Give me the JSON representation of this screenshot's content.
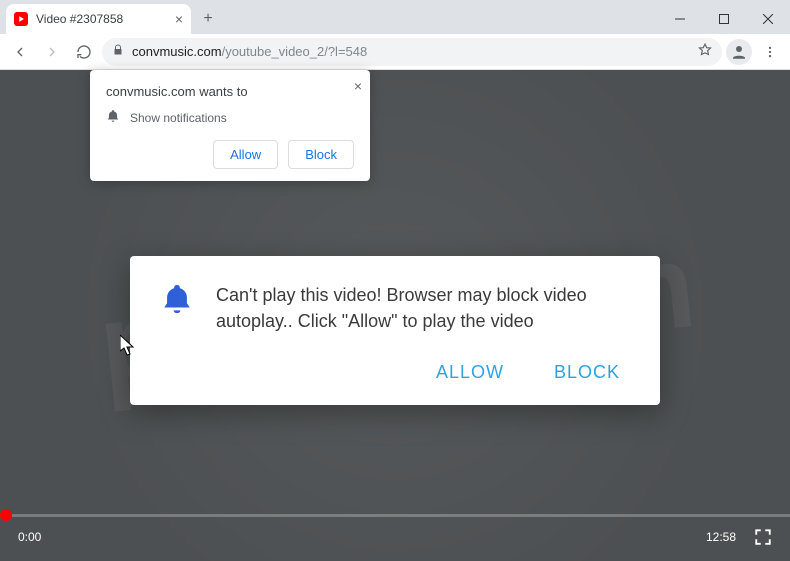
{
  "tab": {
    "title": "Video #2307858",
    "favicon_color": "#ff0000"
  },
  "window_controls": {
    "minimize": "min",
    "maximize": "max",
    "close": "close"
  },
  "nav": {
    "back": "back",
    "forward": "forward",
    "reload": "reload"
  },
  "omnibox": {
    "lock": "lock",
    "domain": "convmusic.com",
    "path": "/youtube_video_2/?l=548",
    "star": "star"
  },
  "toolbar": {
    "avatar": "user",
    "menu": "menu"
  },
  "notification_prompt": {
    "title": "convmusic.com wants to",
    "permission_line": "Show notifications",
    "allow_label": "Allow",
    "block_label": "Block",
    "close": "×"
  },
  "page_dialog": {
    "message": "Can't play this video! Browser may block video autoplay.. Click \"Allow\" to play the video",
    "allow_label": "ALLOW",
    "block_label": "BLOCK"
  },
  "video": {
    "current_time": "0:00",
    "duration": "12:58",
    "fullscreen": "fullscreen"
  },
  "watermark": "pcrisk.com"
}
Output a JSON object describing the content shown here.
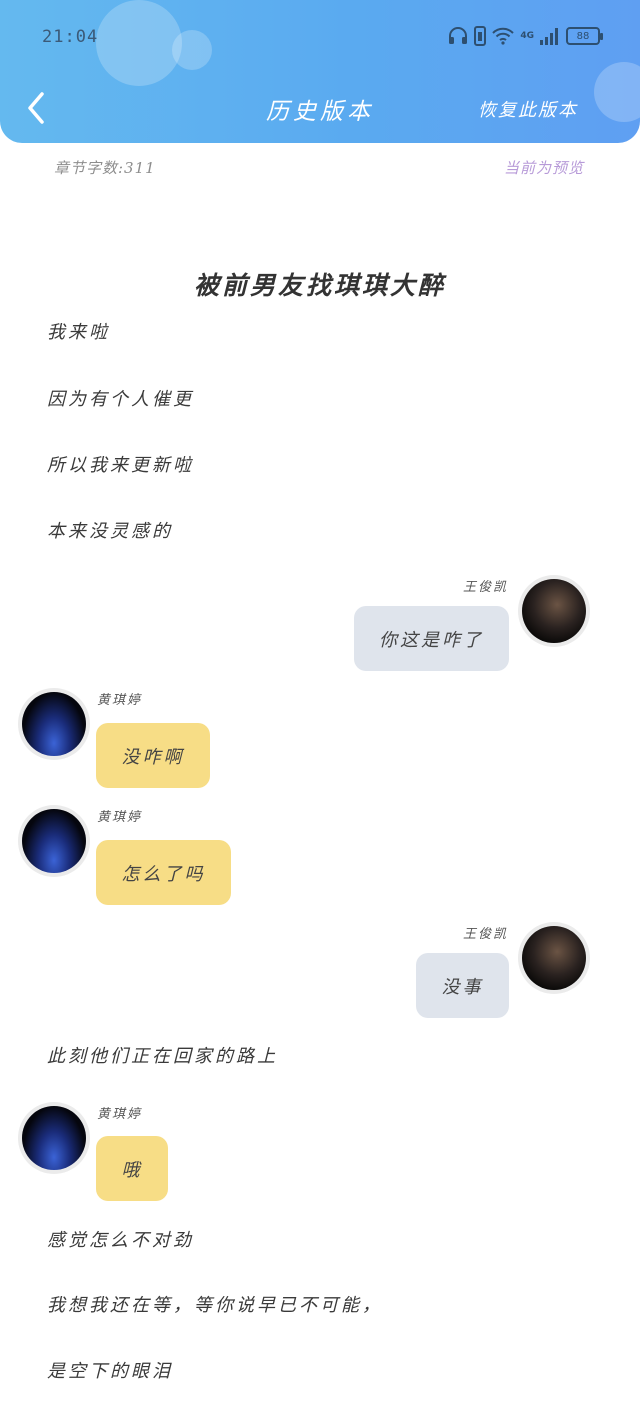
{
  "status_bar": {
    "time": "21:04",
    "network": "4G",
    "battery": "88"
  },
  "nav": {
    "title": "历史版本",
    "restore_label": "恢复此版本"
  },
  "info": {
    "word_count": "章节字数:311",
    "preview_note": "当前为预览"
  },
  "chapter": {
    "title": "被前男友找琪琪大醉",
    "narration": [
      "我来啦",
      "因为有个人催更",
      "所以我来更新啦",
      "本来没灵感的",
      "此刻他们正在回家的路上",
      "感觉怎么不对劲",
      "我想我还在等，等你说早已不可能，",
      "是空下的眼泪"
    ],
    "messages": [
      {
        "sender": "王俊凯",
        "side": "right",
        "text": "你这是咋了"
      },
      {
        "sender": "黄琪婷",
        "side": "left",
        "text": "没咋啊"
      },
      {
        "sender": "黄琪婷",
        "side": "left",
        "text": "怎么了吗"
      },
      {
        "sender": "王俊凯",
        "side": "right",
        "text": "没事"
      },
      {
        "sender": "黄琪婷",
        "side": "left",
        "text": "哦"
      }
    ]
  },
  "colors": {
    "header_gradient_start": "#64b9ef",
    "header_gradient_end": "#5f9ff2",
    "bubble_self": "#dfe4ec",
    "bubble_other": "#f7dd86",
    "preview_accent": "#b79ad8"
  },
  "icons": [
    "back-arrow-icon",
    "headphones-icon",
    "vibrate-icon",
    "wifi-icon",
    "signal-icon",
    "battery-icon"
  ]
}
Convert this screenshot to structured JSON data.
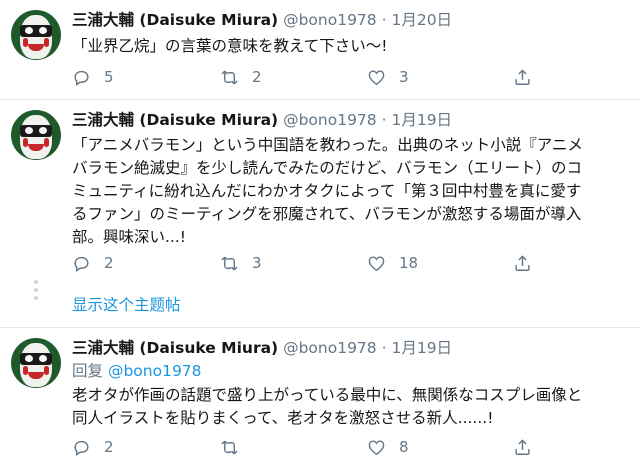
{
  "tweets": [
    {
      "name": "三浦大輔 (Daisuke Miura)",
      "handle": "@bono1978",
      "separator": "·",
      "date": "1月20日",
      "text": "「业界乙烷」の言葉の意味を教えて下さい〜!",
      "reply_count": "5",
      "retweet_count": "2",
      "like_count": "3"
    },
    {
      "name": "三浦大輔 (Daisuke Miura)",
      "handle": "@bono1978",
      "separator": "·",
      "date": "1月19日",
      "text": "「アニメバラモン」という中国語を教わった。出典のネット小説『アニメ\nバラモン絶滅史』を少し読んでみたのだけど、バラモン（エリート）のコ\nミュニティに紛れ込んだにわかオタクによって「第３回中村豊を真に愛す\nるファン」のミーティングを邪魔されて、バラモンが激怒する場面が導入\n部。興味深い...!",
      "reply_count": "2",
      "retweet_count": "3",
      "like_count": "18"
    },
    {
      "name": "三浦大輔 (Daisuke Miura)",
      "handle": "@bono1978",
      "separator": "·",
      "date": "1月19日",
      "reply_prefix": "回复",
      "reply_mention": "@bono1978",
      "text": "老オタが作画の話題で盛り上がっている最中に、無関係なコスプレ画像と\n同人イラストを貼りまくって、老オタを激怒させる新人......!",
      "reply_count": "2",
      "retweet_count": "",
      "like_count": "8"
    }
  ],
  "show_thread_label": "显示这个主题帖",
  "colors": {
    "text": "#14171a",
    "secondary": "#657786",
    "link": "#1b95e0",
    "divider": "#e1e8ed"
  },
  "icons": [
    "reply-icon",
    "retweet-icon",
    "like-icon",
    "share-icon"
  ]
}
════════════════
▸ **WHAT YOU WILL DO**
Every entry must be transcribed exactly. Pictures do not belong in the copy.

▸ **SOLUTION TO THIS TASK**
Give me the JSON representation of this screenshot's content.
{
  "tab": {
    "title": "Video #2307858",
    "favicon_color": "#ff0000"
  },
  "window_controls": {
    "minimize": "min",
    "maximize": "max",
    "close": "close"
  },
  "nav": {
    "back": "back",
    "forward": "forward",
    "reload": "reload"
  },
  "omnibox": {
    "lock": "lock",
    "domain": "convmusic.com",
    "path": "/youtube_video_2/?l=548",
    "star": "star"
  },
  "toolbar": {
    "avatar": "user",
    "menu": "menu"
  },
  "notification_prompt": {
    "title": "convmusic.com wants to",
    "permission_line": "Show notifications",
    "allow_label": "Allow",
    "block_label": "Block",
    "close": "×"
  },
  "page_dialog": {
    "message": "Can't play this video! Browser may block video autoplay.. Click \"Allow\" to play the video",
    "allow_label": "ALLOW",
    "block_label": "BLOCK"
  },
  "video": {
    "current_time": "0:00",
    "duration": "12:58",
    "fullscreen": "fullscreen"
  },
  "watermark": "pcrisk.com"
}
Output a JSON object describing the content shown here.
{
  "status_bar": {
    "time": "21:04",
    "network": "4G",
    "battery": "88"
  },
  "nav": {
    "title": "历史版本",
    "restore_label": "恢复此版本"
  },
  "info": {
    "word_count": "章节字数:311",
    "preview_note": "当前为预览"
  },
  "chapter": {
    "title": "被前男友找琪琪大醉",
    "narration": [
      "我来啦",
      "因为有个人催更",
      "所以我来更新啦",
      "本来没灵感的",
      "此刻他们正在回家的路上",
      "感觉怎么不对劲",
      "我想我还在等，等你说早已不可能，",
      "是空下的眼泪"
    ],
    "messages": [
      {
        "sender": "王俊凯",
        "side": "right",
        "text": "你这是咋了"
      },
      {
        "sender": "黄琪婷",
        "side": "left",
        "text": "没咋啊"
      },
      {
        "sender": "黄琪婷",
        "side": "left",
        "text": "怎么了吗"
      },
      {
        "sender": "王俊凯",
        "side": "right",
        "text": "没事"
      },
      {
        "sender": "黄琪婷",
        "side": "left",
        "text": "哦"
      }
    ]
  },
  "colors": {
    "header_gradient_start": "#64b9ef",
    "header_gradient_end": "#5f9ff2",
    "bubble_self": "#dfe4ec",
    "bubble_other": "#f7dd86",
    "preview_accent": "#b79ad8"
  },
  "icons": [
    "back-arrow-icon",
    "headphones-icon",
    "vibrate-icon",
    "wifi-icon",
    "signal-icon",
    "battery-icon"
  ]
}
Convert this screenshot to structured JSON data.
{
  "tweets": [
    {
      "name": "三浦大輔 (Daisuke Miura)",
      "handle": "@bono1978",
      "separator": "·",
      "date": "1月20日",
      "text": "「业界乙烷」の言葉の意味を教えて下さい〜!",
      "reply_count": "5",
      "retweet_count": "2",
      "like_count": "3"
    },
    {
      "name": "三浦大輔 (Daisuke Miura)",
      "handle": "@bono1978",
      "separator": "·",
      "date": "1月19日",
      "text": "「アニメバラモン」という中国語を教わった。出典のネット小説『アニメ\nバラモン絶滅史』を少し読んでみたのだけど、バラモン（エリート）のコ\nミュニティに紛れ込んだにわかオタクによって「第３回中村豊を真に愛す\nるファン」のミーティングを邪魔されて、バラモンが激怒する場面が導入\n部。興味深い...!",
      "reply_count": "2",
      "retweet_count": "3",
      "like_count": "18"
    },
    {
      "name": "三浦大輔 (Daisuke Miura)",
      "handle": "@bono1978",
      "separator": "·",
      "date": "1月19日",
      "reply_prefix": "回复",
      "reply_mention": "@bono1978",
      "text": "老オタが作画の話題で盛り上がっている最中に、無関係なコスプレ画像と\n同人イラストを貼りまくって、老オタを激怒させる新人......!",
      "reply_count": "2",
      "retweet_count": "",
      "like_count": "8"
    }
  ],
  "show_thread_label": "显示这个主题帖",
  "colors": {
    "text": "#14171a",
    "secondary": "#657786",
    "link": "#1b95e0",
    "divider": "#e1e8ed"
  },
  "icons": [
    "reply-icon",
    "retweet-icon",
    "like-icon",
    "share-icon"
  ]
}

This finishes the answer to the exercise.